What the task asks.
How many lines in the records below hold the string "trend"? Answer with the number alone.

Material provided.
— BEGIN —

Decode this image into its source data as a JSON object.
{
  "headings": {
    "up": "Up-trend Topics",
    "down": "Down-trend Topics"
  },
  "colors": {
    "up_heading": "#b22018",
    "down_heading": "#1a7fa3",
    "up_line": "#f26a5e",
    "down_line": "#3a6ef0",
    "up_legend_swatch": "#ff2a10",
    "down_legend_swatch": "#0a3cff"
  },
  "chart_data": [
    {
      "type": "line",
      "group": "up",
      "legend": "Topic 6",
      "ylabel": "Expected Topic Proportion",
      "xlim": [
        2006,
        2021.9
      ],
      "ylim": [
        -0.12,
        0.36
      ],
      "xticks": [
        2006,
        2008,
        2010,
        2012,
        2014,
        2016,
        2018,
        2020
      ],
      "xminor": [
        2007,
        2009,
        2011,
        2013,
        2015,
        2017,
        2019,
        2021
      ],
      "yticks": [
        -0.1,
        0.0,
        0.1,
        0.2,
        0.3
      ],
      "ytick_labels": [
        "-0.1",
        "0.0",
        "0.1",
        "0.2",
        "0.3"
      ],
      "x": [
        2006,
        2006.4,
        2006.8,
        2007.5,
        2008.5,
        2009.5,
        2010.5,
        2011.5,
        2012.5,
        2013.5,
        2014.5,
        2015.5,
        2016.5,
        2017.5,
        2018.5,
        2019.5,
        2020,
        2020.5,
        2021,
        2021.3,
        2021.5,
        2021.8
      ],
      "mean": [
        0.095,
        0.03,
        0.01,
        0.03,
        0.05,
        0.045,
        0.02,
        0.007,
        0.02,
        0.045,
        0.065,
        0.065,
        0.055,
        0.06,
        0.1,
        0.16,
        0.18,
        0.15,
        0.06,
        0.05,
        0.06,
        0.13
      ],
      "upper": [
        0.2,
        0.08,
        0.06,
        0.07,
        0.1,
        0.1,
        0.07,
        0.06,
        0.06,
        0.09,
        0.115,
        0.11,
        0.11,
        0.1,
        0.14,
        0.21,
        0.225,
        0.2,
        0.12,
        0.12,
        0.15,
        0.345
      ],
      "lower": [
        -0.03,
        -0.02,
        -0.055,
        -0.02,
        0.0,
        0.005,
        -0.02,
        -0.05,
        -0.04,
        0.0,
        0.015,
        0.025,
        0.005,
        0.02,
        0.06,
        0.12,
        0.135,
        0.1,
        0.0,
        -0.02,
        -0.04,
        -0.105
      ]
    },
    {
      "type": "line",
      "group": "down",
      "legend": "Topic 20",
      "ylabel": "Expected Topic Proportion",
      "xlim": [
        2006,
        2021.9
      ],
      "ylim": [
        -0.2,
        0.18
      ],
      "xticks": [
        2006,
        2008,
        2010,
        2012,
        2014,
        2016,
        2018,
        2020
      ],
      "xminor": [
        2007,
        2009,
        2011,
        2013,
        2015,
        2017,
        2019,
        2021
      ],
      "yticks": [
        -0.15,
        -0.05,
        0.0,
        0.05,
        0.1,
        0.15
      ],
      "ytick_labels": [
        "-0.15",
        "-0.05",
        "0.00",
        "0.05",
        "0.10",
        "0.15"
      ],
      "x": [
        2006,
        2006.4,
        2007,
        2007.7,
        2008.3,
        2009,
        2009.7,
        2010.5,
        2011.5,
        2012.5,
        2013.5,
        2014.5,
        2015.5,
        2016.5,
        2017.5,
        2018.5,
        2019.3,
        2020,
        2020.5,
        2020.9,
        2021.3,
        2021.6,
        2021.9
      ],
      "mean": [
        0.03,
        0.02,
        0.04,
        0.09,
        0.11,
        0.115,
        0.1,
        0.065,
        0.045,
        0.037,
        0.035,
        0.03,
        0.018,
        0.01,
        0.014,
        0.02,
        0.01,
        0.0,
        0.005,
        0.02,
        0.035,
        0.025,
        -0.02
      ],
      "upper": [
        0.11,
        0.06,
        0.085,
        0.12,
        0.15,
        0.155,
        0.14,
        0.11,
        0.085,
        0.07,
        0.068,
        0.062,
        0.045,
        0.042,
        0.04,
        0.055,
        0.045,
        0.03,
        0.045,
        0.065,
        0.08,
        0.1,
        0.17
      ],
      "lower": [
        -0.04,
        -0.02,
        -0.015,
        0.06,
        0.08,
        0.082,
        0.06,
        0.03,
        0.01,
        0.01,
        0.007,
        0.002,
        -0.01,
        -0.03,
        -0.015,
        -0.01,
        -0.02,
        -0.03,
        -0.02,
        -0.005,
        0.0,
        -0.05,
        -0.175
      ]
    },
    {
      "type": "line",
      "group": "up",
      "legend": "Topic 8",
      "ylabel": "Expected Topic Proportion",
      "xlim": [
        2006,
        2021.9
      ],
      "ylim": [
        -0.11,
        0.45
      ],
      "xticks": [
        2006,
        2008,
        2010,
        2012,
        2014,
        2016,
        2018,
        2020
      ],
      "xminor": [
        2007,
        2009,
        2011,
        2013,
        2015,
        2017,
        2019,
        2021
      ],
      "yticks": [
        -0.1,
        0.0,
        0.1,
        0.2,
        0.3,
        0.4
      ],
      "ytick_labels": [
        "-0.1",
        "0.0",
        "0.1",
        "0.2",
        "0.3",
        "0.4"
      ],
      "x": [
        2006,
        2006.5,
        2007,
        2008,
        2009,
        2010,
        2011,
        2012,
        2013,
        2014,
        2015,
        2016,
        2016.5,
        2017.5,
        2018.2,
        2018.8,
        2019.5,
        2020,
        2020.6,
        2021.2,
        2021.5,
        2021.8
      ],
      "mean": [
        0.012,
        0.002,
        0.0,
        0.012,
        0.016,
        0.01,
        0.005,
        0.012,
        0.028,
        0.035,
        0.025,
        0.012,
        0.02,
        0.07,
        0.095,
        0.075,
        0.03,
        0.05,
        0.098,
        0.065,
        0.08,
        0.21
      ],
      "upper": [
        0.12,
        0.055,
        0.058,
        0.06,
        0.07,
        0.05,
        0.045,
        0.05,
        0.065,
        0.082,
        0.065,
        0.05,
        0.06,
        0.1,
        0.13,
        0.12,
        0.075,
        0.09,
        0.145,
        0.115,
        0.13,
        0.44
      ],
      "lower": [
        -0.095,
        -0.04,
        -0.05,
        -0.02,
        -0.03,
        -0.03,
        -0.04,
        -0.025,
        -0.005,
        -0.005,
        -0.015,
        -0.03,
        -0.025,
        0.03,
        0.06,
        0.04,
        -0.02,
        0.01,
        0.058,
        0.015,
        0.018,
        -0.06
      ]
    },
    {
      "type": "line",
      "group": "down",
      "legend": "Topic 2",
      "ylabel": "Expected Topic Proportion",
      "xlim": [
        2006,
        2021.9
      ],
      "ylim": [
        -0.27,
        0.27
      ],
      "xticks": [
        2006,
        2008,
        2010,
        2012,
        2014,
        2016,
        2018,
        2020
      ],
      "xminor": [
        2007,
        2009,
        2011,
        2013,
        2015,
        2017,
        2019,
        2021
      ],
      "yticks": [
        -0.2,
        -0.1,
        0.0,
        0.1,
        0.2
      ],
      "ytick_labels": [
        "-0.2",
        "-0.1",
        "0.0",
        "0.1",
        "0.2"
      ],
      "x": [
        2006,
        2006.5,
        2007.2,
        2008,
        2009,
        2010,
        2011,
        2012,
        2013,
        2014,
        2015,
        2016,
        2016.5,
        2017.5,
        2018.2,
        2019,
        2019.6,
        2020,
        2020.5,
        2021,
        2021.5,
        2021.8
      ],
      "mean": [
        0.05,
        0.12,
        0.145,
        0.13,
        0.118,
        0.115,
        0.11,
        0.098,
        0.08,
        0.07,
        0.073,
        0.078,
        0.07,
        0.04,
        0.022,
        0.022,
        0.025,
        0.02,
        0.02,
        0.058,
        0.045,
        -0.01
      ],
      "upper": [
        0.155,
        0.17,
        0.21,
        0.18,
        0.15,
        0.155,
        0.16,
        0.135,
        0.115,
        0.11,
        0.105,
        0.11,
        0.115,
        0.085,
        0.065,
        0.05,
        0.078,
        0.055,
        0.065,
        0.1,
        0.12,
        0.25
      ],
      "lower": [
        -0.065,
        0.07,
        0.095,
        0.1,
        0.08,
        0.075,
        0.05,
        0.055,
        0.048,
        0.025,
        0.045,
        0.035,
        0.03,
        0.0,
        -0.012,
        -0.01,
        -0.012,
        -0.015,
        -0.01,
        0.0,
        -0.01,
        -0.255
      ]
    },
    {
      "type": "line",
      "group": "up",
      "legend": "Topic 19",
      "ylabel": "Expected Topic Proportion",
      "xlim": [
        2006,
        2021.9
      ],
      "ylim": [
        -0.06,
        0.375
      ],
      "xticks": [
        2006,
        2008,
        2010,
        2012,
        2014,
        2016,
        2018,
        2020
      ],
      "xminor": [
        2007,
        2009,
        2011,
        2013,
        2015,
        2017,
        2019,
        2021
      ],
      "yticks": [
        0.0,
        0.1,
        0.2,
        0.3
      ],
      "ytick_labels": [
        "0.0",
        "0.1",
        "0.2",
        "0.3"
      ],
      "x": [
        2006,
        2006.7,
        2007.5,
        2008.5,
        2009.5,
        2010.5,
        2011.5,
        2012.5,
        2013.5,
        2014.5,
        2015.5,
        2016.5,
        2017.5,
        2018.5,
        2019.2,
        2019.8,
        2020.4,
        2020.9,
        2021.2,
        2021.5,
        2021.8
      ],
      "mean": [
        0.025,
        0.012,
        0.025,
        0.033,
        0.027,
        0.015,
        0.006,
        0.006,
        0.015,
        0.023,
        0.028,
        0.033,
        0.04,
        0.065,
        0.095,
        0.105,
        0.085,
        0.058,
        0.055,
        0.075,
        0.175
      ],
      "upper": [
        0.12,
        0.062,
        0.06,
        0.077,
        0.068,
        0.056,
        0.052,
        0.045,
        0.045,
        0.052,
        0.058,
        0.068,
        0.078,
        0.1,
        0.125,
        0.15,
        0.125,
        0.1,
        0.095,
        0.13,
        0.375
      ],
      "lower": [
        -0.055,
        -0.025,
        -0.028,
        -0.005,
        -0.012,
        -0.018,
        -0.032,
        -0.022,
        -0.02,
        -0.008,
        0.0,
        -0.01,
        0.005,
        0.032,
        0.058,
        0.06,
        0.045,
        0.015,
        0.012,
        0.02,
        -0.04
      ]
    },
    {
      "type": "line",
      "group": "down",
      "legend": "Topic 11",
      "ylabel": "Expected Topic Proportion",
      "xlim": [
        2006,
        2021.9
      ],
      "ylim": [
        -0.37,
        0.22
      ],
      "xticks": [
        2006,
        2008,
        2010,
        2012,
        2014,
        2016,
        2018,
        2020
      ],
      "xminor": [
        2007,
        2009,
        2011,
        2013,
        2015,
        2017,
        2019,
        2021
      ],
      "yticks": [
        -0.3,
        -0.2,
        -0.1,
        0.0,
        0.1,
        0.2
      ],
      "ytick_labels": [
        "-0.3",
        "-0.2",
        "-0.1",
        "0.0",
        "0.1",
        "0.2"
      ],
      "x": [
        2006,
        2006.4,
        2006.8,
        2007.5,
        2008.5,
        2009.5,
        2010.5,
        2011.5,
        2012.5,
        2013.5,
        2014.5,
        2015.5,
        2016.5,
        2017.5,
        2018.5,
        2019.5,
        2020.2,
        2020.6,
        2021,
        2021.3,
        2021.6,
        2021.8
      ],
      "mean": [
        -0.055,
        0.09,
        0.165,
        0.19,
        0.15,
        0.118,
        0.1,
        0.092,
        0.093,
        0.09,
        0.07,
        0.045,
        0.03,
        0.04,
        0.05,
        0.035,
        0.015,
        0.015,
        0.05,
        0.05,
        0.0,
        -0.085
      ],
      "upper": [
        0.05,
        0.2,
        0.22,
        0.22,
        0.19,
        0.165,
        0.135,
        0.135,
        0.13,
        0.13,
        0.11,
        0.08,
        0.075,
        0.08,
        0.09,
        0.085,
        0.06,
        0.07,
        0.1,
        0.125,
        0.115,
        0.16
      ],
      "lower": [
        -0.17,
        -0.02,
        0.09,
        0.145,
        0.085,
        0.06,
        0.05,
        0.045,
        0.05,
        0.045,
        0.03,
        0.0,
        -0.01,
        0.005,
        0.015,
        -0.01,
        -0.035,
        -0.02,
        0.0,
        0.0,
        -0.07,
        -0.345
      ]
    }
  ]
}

— END —

Written response.
2